_Extrait du texte_
________________________

Mais c’est pendant la Première Guerre mondiale que la Grande Idée aboutit à une des plus graves crises de politique intérieure qu'ait connue la Grèce. Lorsque la guerre éclata, la Grèce se déclara initialement neutre. Mais rester hors du conflit n'était pas la seule raison à cette neutralité. Le plus haut sommet de l'État était en effet divisé à propos du camp le plus à même de favoriser les objectifs de la Grande Idée.

Venizélos, le Premier ministre, entendait rester l'allié de la Serbie, comme durant les guerres balkaniques, en vue de démembrer définitivement la Bulgarie, alliée des Empires centraux. Il souhaitait donc se rapprocher de l'Entente.

Le roi Constantin, beau-frère du Kaiser Guillaume II, et Feld-Marshal honoraire de l'armée allemande, penchait plutôt vers l'alliance avec l'Allemagne et donc la Bulgarie, afin de se retourner contre l'ancien allié serbe et s'emparer de ses territoires.

En octobre 1915, le roi renvoya Venizélos et fit informer le gouvernement bulgare que son pays n'interviendrait pas en cas d'attaque de la Serbie. Il utilisait là une clause du traité d'alliance avec la Serbie de 1913, qui prévoyait que la Grèce aiderait la Serbie si elle était attaquée par la Bulgarie, sauf si celle-ci était alliée à deux autres puissances (ici l’Allemagne et l’Autriche-Hongrie)[30].

Les Britanniques, pour attirer cependant la Grèce dans l'Entente, proposèrent au successeur de Venizelos de donner Chypre à la Grèce en échange de son aide. Le Premier ministre Alexandros Zaimis refusa[31], preuve que le gouvernement grec avait choisi de démembrer prioritairement l’ancien allié, la Serbie, et non l’Empire Ottoman.

________________________

_Données fournies_
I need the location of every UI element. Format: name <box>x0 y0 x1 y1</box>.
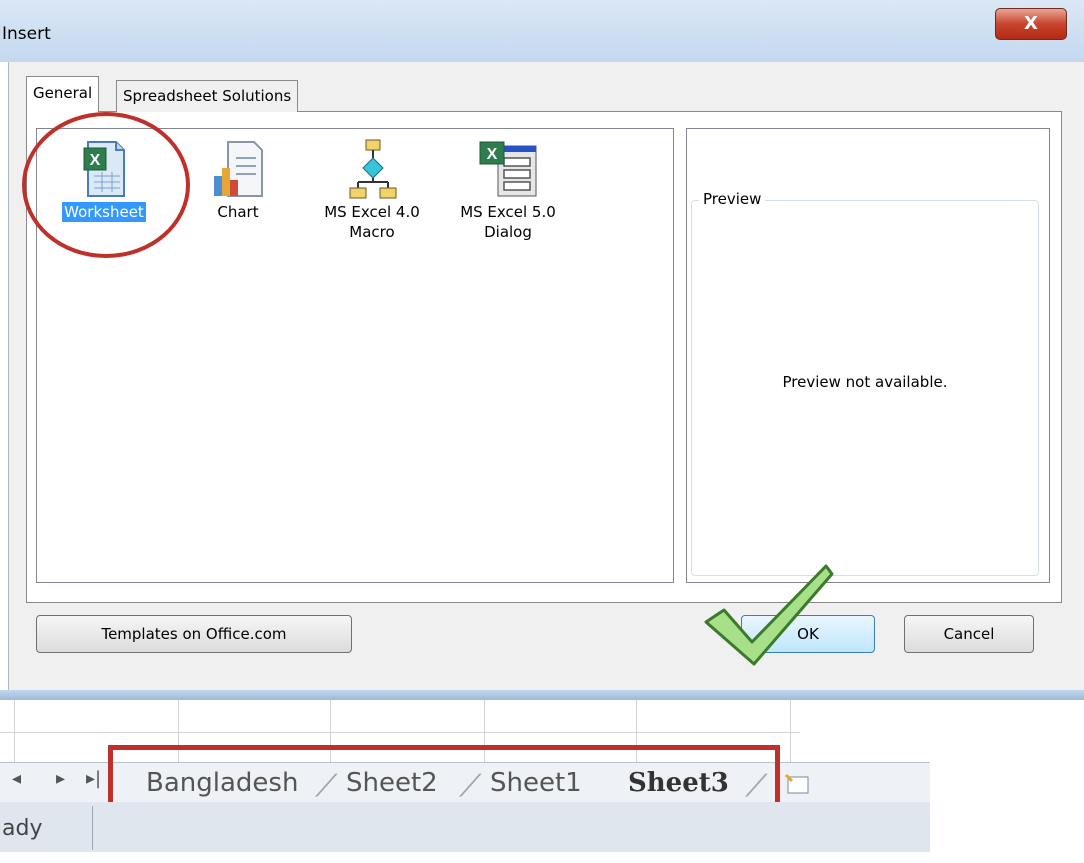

________________________

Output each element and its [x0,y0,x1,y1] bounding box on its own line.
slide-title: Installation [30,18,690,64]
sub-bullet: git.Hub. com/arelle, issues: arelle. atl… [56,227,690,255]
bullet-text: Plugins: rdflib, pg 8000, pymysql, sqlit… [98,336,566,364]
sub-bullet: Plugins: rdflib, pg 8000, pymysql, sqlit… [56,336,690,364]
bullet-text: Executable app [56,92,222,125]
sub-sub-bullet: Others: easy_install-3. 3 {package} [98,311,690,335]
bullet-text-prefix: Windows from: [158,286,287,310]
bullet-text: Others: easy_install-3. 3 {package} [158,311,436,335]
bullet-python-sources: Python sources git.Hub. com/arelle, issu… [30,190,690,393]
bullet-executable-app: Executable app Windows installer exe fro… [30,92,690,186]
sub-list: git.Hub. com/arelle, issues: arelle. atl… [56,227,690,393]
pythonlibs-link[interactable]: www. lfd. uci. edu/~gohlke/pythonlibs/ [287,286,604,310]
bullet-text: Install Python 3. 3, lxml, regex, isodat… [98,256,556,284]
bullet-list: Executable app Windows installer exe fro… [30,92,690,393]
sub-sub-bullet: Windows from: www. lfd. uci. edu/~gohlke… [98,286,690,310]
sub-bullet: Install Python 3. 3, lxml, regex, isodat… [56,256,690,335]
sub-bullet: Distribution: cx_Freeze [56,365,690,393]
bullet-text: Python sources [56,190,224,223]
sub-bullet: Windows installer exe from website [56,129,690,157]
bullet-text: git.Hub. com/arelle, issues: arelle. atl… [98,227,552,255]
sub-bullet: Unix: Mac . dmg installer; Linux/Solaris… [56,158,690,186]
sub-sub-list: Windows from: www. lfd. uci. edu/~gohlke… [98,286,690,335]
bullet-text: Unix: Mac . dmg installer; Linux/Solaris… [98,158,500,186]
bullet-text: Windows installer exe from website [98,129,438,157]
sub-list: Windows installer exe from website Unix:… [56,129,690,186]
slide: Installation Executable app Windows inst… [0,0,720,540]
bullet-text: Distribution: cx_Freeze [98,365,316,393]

________________________

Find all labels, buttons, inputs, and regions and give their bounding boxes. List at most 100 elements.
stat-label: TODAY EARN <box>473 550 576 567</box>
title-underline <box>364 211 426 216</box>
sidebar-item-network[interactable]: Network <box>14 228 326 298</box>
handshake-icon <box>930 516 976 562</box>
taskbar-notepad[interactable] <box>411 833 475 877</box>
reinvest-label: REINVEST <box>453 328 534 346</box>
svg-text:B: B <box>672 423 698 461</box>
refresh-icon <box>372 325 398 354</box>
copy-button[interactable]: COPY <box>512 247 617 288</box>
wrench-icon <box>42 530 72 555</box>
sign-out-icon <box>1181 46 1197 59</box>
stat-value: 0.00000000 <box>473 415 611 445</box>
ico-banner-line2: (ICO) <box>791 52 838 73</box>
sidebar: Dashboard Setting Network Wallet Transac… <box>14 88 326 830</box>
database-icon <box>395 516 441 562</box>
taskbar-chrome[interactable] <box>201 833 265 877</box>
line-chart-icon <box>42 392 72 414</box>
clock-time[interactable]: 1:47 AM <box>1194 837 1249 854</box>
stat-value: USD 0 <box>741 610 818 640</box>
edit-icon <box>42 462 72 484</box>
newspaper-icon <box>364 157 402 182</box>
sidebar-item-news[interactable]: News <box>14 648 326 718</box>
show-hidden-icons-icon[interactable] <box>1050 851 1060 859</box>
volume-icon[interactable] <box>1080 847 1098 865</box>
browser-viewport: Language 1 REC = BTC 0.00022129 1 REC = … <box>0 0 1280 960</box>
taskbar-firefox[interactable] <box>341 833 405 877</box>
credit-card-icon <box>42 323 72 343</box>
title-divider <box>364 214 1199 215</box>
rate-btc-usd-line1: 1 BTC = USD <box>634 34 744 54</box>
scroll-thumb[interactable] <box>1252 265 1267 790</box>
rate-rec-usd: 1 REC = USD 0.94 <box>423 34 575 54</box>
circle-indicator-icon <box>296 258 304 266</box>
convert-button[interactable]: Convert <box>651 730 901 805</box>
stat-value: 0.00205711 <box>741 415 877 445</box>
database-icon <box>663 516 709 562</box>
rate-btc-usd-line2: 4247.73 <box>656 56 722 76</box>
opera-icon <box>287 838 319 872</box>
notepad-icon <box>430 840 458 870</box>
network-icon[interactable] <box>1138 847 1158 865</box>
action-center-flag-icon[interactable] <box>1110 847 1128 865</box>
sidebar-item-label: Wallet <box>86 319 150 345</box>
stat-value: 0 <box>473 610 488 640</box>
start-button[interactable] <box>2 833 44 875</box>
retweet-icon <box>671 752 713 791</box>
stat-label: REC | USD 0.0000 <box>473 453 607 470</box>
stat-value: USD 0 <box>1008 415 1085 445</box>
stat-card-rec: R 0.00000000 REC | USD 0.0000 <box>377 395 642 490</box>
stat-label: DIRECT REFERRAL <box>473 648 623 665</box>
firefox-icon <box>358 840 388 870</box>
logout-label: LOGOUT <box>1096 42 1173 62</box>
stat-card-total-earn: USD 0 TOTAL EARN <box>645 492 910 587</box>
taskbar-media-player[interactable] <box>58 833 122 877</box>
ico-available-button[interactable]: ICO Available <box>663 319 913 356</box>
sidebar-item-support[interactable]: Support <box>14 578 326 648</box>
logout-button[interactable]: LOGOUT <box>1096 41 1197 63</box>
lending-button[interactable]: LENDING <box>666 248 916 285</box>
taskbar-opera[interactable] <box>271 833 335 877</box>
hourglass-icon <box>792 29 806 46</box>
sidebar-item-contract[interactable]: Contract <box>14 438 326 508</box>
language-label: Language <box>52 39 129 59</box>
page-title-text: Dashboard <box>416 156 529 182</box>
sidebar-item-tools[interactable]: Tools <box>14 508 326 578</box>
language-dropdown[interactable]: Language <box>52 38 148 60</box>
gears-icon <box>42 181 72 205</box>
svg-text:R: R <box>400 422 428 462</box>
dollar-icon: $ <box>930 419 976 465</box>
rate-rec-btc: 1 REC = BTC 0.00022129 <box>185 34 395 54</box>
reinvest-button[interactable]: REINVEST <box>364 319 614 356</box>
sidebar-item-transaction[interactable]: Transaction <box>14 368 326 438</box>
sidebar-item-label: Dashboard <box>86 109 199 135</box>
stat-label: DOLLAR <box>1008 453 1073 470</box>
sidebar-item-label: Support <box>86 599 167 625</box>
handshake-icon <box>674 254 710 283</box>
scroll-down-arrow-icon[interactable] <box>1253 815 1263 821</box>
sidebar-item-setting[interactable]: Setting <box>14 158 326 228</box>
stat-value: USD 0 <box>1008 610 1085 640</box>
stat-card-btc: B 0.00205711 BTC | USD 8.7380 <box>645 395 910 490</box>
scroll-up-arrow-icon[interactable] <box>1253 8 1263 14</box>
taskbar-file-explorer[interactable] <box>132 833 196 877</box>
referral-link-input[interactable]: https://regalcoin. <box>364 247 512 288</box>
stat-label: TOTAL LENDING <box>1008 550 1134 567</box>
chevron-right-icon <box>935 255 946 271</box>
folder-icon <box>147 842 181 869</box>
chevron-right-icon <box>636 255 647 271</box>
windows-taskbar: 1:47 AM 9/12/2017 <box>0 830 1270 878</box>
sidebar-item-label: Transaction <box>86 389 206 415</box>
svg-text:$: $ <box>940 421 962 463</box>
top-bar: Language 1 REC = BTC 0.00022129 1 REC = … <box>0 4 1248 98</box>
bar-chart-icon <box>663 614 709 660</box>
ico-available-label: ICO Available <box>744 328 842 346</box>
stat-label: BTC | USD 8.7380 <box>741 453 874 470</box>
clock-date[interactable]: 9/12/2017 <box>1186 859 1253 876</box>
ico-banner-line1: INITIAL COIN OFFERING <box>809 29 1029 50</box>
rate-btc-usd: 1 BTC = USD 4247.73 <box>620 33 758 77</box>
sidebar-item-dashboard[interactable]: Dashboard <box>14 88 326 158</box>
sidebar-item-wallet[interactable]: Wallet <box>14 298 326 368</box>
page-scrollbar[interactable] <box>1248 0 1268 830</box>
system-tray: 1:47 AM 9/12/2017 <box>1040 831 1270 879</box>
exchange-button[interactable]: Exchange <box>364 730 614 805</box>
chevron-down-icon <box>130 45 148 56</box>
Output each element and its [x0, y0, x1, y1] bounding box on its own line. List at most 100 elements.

________________________

_Travail demandé_
a) Répondez à ces questions sur l'extrait consacré à la Grèce pendant la Première Guerre mondiale :
(i) Quel lien de parenté unissait le roi Constantin au Kaiser Guillaume II ?
(ii) À quelle date le roi renvoya-t-il Venizélos ?
(iii) Quelle île les Britanniques proposèrent-ils de céder à la Grèce en échange de son aide ?
b) Poursuivez l'extrait consacré à la Grèce pendant la Première Guerre mondiale à partir de sa dernière phrase.
Les données n'ont aucun lien avec le texte.

_Réponses attendues_
a)
(i) Il était son beau-frère.
(ii) En octobre 1915.
(iii) Chypre.

b)
Complication pour ce projet, Venizelos avait autorisé juste avant d'être démis de ses fonctions un corps expéditionnaire anglo-italo-français de 250 000 hommes commandés par le général Sarrail à s'installer à Salonique. Les 150 000 rescapés de l'armée serbe, évacués d'abord vers Corfou, occupée dans ce but par l'Entente, rejoignirent Salonique en avril 1916 (non sans que le roi Constantin et son nouveau Premier ministre Stephanos Skouloudis leur aient interdit d'emprunter le Canal de Corinthe). Le gouvernement grec autorisa même les troupes bulgares (ennemies de l’entente) à s'avancer vers Salonique en leur accordant les places fortes de Serrès et Kavala[32].

La rupture 

Après avoir tenté une dernière conciliation auprès du souverain qui refusa de le recevoir, Venizelos quitta Athènes pour retourner en Crète. Il publia alors (27 septembre 1916) une proclamation à « l'hellénisme entier » lui demandant de prendre en main ses propres destinées et de « sauver ce qui pouvait être sauvé » en coopérant avec l'Entente pour que « non seulement l'Europe soit délivrée de l'hégémonie allemande, mais aussi les Balkans des prétentions à la suprématie bulgares »[33]. En novembre, Venizelos organisa à Thessalonique un gouvernement provisoire de Défense nationale (Ethniki Amyna), rival du gouvernement fidèle au roi mené par Spyrídon Lámpros. Ce fut l'« Ethnikos Dikhasmos ». La Thessalie et l'Épire, ainsi qu'une partie de l'armée, suivirent Venizelos.

Une zone neutre entre la Grèce du nord et la « vieille Grèce » fut organisée par l'Entente, qui soutenait politiquement et financièrement le gouvernement Venizelos. Une flotte franco-britannique, commandée par l'amiral Dartige du Fournet, occupa la baie de Salamine pour faire pression (comme lors de la guerre de Crimée ou en 1885) sur Athènes, à qui divers ultimatums successifs, concernant principalement le désarmement de l'armée grecque, furent envoyés. Nicolas II refusa cependant que Constantin fût déposé.

Le 1er décembre 1916, le roi Constantin céda aux exigences de l'amiral français, et les troupes de Dartige du Fournet débarquèrent à Athènes pour s'emparer des pièces d'artillerie demandées. L'armée fidèle à Constantin s'était cependant secrètement mobilisée, et avait fortifié Athènes. Les Français furent accueillis par un feu nourri. L'amiral dut se réfugier au Zappéion, et ne put s'enfuir qu'à la faveur de la nuit. Le massacre des soldats français fut surnommé les « Vêpres grecques ». Le roi félicita son ministre de la guerre et le général Dousmanis[34].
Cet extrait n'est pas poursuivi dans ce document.